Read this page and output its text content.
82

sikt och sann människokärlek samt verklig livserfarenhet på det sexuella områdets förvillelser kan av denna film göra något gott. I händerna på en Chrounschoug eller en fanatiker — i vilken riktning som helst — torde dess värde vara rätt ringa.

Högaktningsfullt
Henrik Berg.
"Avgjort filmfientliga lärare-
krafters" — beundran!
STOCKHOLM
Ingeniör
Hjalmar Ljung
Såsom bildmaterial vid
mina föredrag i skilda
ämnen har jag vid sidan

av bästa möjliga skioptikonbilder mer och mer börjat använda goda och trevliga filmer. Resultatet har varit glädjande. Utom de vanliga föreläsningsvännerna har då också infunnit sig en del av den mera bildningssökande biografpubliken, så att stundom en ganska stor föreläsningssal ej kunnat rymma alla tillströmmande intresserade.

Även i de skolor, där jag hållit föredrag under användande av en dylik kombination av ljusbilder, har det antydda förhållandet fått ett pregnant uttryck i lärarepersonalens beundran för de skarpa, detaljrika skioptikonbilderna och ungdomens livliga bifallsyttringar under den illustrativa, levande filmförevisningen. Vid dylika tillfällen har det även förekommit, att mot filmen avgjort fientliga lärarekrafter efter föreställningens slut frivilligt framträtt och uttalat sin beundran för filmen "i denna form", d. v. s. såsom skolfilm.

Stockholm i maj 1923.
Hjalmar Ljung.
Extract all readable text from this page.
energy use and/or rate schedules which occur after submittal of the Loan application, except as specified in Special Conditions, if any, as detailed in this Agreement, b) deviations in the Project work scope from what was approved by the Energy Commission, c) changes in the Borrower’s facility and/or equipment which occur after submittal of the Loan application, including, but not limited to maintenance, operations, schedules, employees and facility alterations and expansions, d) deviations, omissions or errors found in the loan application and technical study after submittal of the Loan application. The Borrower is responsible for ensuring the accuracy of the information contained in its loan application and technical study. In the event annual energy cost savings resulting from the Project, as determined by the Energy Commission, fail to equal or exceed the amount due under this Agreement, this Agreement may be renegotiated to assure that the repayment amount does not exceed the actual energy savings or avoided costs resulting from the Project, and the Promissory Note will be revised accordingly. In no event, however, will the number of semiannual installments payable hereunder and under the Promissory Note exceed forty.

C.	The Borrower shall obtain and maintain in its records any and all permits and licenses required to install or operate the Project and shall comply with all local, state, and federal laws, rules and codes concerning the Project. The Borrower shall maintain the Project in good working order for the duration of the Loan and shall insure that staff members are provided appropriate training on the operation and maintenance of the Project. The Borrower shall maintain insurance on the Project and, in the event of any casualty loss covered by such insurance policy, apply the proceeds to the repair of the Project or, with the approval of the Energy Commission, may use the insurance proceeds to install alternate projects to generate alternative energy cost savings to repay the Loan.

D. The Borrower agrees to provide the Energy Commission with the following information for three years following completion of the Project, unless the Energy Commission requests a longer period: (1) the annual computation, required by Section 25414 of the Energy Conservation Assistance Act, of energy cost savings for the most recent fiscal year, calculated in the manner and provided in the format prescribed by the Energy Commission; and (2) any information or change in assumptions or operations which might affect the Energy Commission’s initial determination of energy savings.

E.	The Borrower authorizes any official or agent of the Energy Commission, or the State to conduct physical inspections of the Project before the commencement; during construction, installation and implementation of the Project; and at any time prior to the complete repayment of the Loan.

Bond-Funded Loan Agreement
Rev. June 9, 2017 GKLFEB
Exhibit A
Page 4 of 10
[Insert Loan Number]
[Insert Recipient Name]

-- AIM OF THE TASK --
From the records above, extract every entry exactly as given.

-- RIGHT ANSWER --
Read this page and output its text content.
82

sikt och sann människokärlek samt verklig livserfarenhet på det sexuella områdets förvillelser kan av denna film göra något gott. I händerna på en Chrounschoug eller en fanatiker — i vilken riktning som helst — torde dess värde vara rätt ringa.

Högaktningsfullt
Henrik Berg.
"Avgjort filmfientliga lärare-
krafters" — beundran!
STOCKHOLM
Ingeniör
Hjalmar Ljung
Såsom bildmaterial vid
mina föredrag i skilda
ämnen har jag vid sidan

av bästa möjliga skioptikonbilder mer och mer börjat använda goda och trevliga filmer. Resultatet har varit glädjande. Utom de vanliga föreläsningsvännerna har då också infunnit sig en del av den mera bildningssökande biografpubliken, så att stundom en ganska stor föreläsningssal ej kunnat rymma alla tillströmmande intresserade.

Även i de skolor, där jag hållit föredrag under användande av en dylik kombination av ljusbilder, har det antydda förhållandet fått ett pregnant uttryck i lärarepersonalens beundran för de skarpa, detaljrika skioptikonbilderna och ungdomens livliga bifallsyttringar under den illustrativa, levande filmförevisningen. Vid dylika tillfällen har det även förekommit, att mot filmen avgjort fientliga lärarekrafter efter föreställningens slut frivilligt framträtt och uttalat sin beundran för filmen "i denna form", d. v. s. såsom skolfilm.

Stockholm i maj 1923.
Hjalmar Ljung.
Extract all readable text from this page.
energy use and/or rate schedules which occur after submittal of the Loan application, except as specified in Special Conditions, if any, as detailed in this Agreement, b) deviations in the Project work scope from what was approved by the Energy Commission, c) changes in the Borrower’s facility and/or equipment which occur after submittal of the Loan application, including, but not limited to maintenance, operations, schedules, employees and facility alterations and expansions, d) deviations, omissions or errors found in the loan application and technical study after submittal of the Loan application. The Borrower is responsible for ensuring the accuracy of the information contained in its loan application and technical study. In the event annual energy cost savings resulting from the Project, as determined by the Energy Commission, fail to equal or exceed the amount due under this Agreement, this Agreement may be renegotiated to assure that the repayment amount does not exceed the actual energy savings or avoided costs resulting from the Project, and the Promissory Note will be revised accordingly. In no event, however, will the number of semiannual installments payable hereunder and under the Promissory Note exceed forty.

C.	The Borrower shall obtain and maintain in its records any and all permits and licenses required to install or operate the Project and shall comply with all local, state, and federal laws, rules and codes concerning the Project. The Borrower shall maintain the Project in good working order for the duration of the Loan and shall insure that staff members are provided appropriate training on the operation and maintenance of the Project. The Borrower shall maintain insurance on the Project and, in the event of any casualty loss covered by such insurance policy, apply the proceeds to the repair of the Project or, with the approval of the Energy Commission, may use the insurance proceeds to install alternate projects to generate alternative energy cost savings to repay the Loan.

D. The Borrower agrees to provide the Energy Commission with the following information for three years following completion of the Project, unless the Energy Commission requests a longer period: (1) the annual computation, required by Section 25414 of the Energy Conservation Assistance Act, of energy cost savings for the most recent fiscal year, calculated in the manner and provided in the format prescribed by the Energy Commission; and (2) any information or change in assumptions or operations which might affect the Energy Commission’s initial determination of energy savings.

E.	The Borrower authorizes any official or agent of the Energy Commission, or the State to conduct physical inspections of the Project before the commencement; during construction, installation and implementation of the Project; and at any time prior to the complete repayment of the Loan.

Bond-Funded Loan Agreement
Rev. June 9, 2017 GKLFEB
Exhibit A
Page 4 of 10
[Insert Loan Number]
[Insert Recipient Name]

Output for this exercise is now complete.